Exercise => Search the material below for the string "оказания" and extract each line that has it.

################

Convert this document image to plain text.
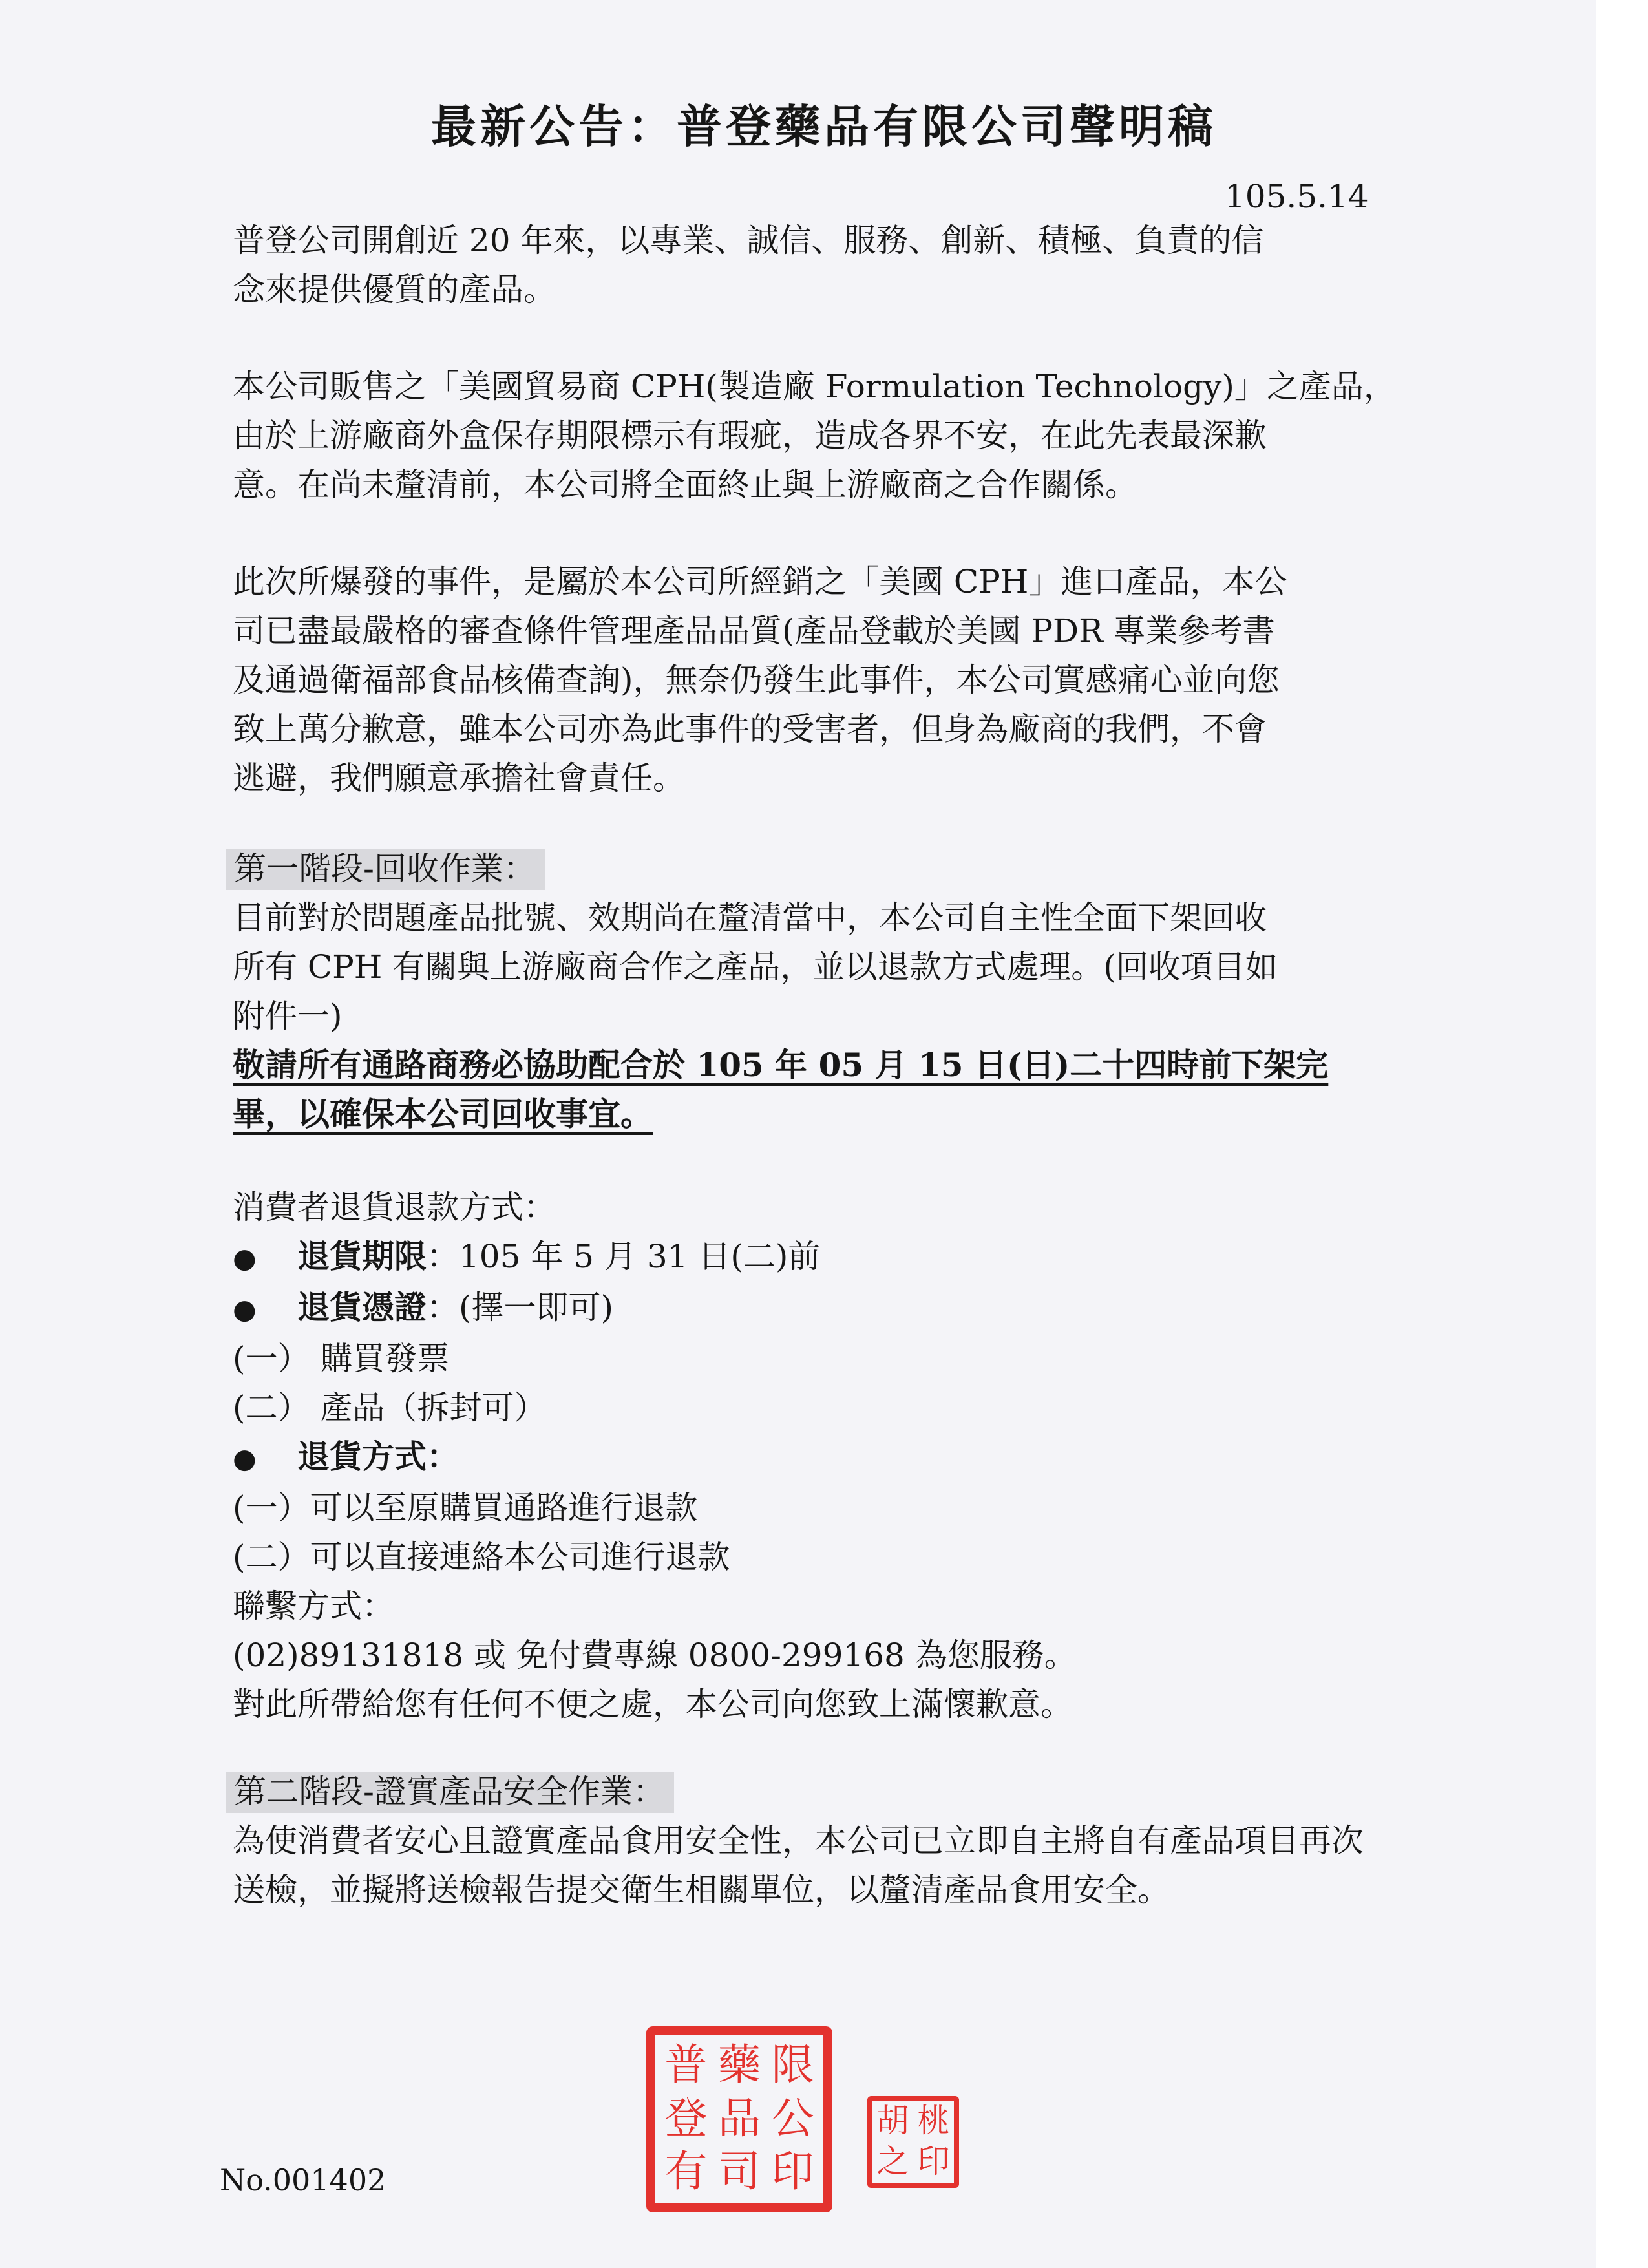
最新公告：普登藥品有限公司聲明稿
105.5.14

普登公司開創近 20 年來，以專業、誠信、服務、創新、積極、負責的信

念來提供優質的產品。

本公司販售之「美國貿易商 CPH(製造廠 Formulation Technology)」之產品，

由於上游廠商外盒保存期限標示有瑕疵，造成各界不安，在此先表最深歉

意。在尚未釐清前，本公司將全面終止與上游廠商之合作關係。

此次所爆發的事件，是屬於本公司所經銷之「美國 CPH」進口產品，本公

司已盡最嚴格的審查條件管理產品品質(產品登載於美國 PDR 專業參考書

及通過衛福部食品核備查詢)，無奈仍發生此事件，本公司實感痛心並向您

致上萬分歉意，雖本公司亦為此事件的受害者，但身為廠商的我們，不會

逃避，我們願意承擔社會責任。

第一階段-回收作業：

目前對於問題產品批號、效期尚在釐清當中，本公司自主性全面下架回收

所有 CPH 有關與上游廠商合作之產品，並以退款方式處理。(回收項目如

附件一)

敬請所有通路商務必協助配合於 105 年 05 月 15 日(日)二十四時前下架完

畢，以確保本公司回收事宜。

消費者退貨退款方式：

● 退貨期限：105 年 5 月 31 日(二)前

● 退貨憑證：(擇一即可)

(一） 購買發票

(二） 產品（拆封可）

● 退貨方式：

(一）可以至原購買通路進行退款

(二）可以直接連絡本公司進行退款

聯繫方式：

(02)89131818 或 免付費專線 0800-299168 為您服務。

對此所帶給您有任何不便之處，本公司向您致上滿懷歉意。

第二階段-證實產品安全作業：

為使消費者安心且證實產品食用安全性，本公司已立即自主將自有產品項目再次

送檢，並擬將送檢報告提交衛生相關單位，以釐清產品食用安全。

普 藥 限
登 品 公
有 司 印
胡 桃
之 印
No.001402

################

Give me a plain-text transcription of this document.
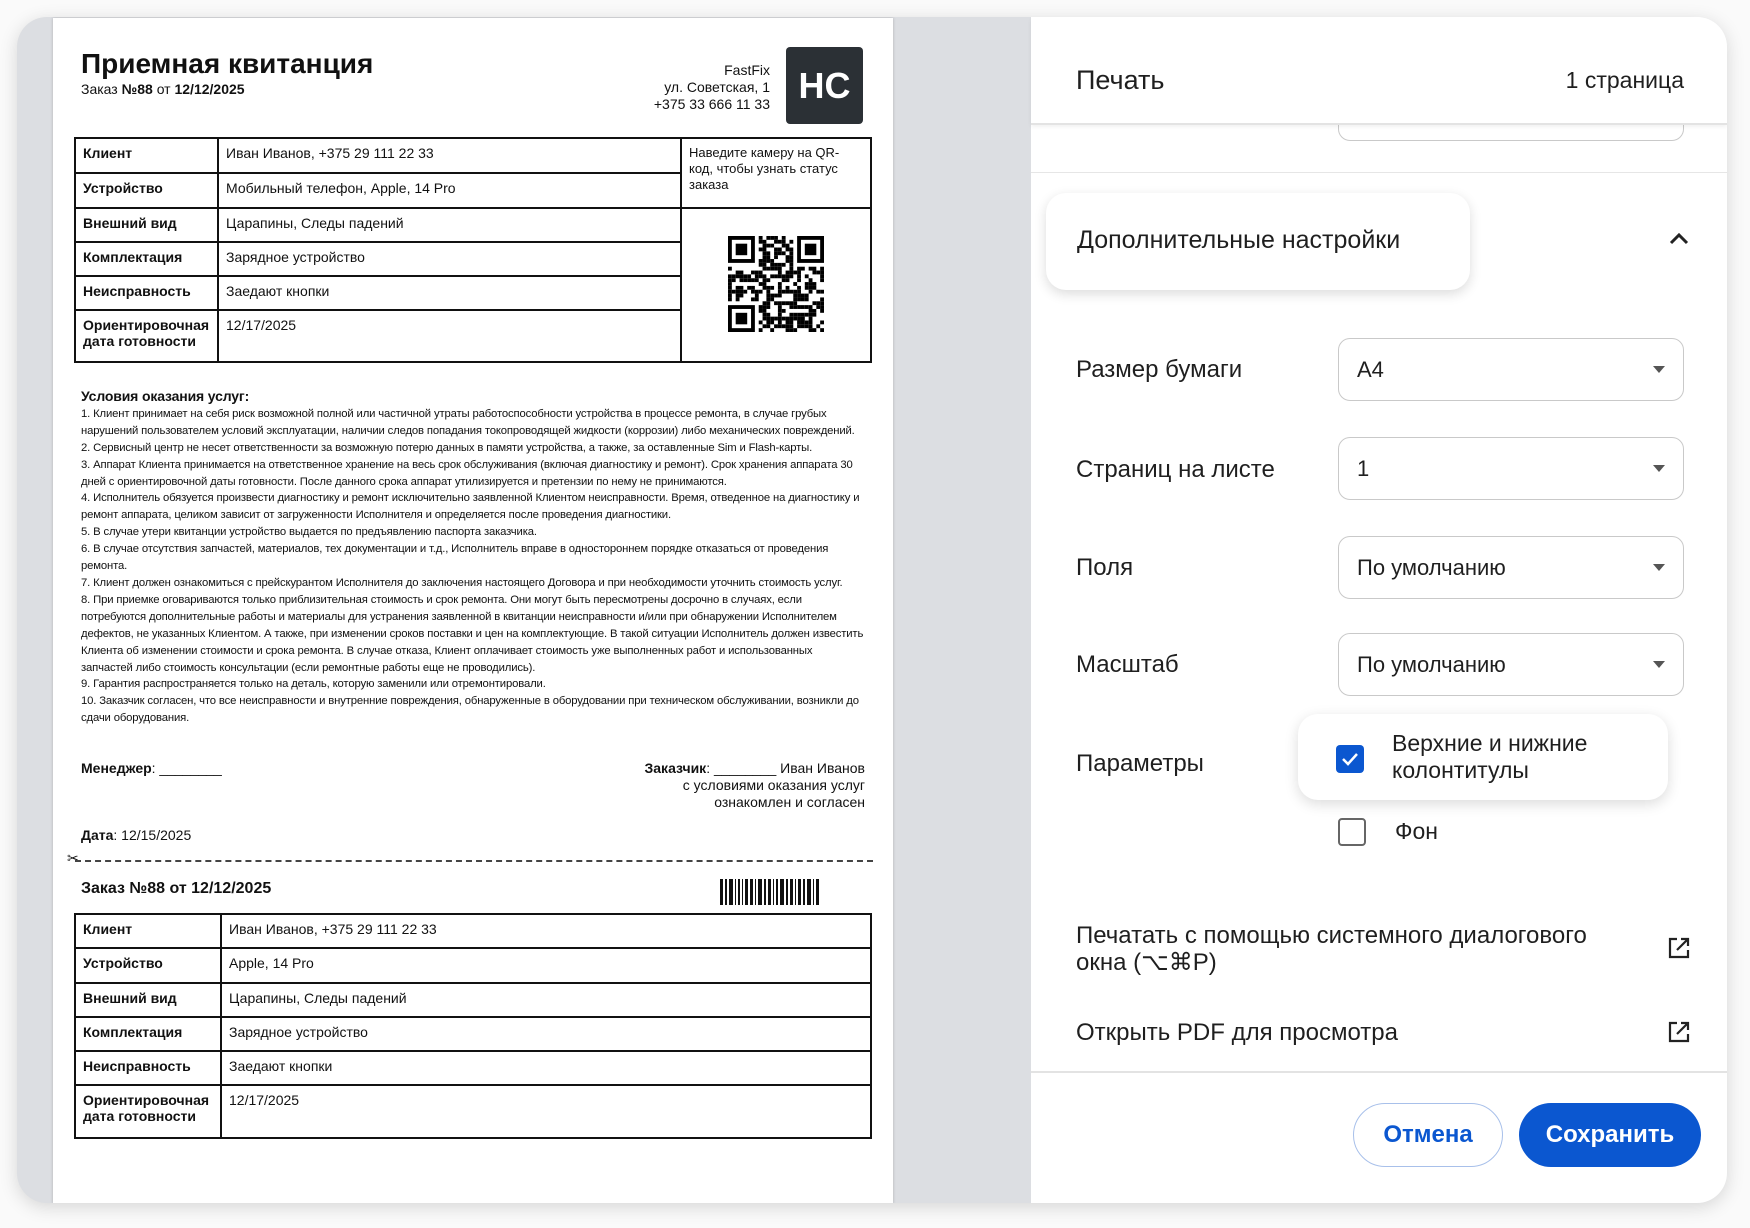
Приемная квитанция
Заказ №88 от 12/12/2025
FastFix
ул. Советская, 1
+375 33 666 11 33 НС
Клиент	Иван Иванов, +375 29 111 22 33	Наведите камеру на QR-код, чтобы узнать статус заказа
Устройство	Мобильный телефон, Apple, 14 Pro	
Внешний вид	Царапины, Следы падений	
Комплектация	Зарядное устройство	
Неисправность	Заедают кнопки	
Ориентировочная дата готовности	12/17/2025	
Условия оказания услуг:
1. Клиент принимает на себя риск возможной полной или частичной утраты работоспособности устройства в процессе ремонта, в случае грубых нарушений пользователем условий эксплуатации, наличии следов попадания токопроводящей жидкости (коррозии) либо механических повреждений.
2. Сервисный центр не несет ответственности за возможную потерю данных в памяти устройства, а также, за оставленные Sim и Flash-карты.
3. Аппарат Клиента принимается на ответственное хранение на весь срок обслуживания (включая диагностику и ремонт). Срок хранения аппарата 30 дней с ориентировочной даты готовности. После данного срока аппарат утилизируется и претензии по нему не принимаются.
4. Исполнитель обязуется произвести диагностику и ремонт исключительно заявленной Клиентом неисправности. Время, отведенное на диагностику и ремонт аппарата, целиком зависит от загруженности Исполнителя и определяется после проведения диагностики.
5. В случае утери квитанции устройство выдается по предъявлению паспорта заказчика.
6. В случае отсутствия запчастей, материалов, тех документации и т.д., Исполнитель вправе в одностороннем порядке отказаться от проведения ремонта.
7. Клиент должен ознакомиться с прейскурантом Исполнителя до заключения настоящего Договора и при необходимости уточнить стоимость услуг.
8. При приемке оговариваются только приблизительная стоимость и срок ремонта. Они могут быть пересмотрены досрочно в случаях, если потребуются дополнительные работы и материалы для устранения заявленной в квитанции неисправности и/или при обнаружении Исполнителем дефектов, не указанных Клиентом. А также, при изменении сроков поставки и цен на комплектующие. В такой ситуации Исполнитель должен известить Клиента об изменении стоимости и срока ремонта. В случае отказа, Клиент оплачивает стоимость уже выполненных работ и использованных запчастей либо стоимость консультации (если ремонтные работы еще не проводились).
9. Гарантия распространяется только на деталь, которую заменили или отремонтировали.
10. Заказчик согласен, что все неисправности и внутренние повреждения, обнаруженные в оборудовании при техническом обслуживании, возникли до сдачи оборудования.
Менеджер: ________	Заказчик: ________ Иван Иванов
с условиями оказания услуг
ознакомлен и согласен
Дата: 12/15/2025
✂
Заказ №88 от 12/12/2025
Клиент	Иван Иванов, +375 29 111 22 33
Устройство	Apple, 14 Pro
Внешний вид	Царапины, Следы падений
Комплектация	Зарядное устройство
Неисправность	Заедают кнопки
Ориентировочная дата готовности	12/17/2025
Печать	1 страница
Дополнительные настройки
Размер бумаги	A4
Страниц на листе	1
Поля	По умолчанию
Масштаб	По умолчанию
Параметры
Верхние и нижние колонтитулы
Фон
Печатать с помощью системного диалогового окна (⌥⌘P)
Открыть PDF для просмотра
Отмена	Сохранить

################

Complete response =>
Условия оказания услуг:
с условиями оказания услуг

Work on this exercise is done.